-- EXERCISE MATERIAL --
- - - -
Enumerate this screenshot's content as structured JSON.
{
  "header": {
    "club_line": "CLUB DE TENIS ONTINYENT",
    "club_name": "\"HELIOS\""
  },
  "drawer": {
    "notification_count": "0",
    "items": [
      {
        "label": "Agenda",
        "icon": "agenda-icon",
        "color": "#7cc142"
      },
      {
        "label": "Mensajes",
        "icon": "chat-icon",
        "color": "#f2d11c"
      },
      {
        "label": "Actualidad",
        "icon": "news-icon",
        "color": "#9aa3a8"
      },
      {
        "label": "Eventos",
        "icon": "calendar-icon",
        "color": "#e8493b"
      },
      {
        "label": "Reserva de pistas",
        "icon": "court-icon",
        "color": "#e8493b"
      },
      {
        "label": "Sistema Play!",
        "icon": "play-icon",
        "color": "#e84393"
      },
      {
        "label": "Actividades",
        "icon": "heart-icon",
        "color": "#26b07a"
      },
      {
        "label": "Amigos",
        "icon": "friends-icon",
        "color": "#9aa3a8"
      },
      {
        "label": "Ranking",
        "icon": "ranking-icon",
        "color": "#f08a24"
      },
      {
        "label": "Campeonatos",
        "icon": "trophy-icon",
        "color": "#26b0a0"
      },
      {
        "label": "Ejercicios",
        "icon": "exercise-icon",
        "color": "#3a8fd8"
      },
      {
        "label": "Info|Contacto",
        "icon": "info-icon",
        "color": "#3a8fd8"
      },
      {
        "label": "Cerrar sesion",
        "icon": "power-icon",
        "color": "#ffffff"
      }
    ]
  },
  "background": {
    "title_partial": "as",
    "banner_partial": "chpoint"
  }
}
- - - -
-- EXERCISE INSTRUCTIONS --
Please restate the records in full, word for word.

-- SOLUTION --
Enumerate this screenshot's content as structured JSON.
{
  "header": {
    "club_line": "CLUB DE TENIS ONTINYENT",
    "club_name": "\"HELIOS\""
  },
  "drawer": {
    "notification_count": "0",
    "items": [
      {
        "label": "Agenda",
        "icon": "agenda-icon",
        "color": "#7cc142"
      },
      {
        "label": "Mensajes",
        "icon": "chat-icon",
        "color": "#f2d11c"
      },
      {
        "label": "Actualidad",
        "icon": "news-icon",
        "color": "#9aa3a8"
      },
      {
        "label": "Eventos",
        "icon": "calendar-icon",
        "color": "#e8493b"
      },
      {
        "label": "Reserva de pistas",
        "icon": "court-icon",
        "color": "#e8493b"
      },
      {
        "label": "Sistema Play!",
        "icon": "play-icon",
        "color": "#e84393"
      },
      {
        "label": "Actividades",
        "icon": "heart-icon",
        "color": "#26b07a"
      },
      {
        "label": "Amigos",
        "icon": "friends-icon",
        "color": "#9aa3a8"
      },
      {
        "label": "Ranking",
        "icon": "ranking-icon",
        "color": "#f08a24"
      },
      {
        "label": "Campeonatos",
        "icon": "trophy-icon",
        "color": "#26b0a0"
      },
      {
        "label": "Ejercicios",
        "icon": "exercise-icon",
        "color": "#3a8fd8"
      },
      {
        "label": "Info|Contacto",
        "icon": "info-icon",
        "color": "#3a8fd8"
      },
      {
        "label": "Cerrar sesion",
        "icon": "power-icon",
        "color": "#ffffff"
      }
    ]
  },
  "background": {
    "title_partial": "as",
    "banner_partial": "chpoint"
  }
}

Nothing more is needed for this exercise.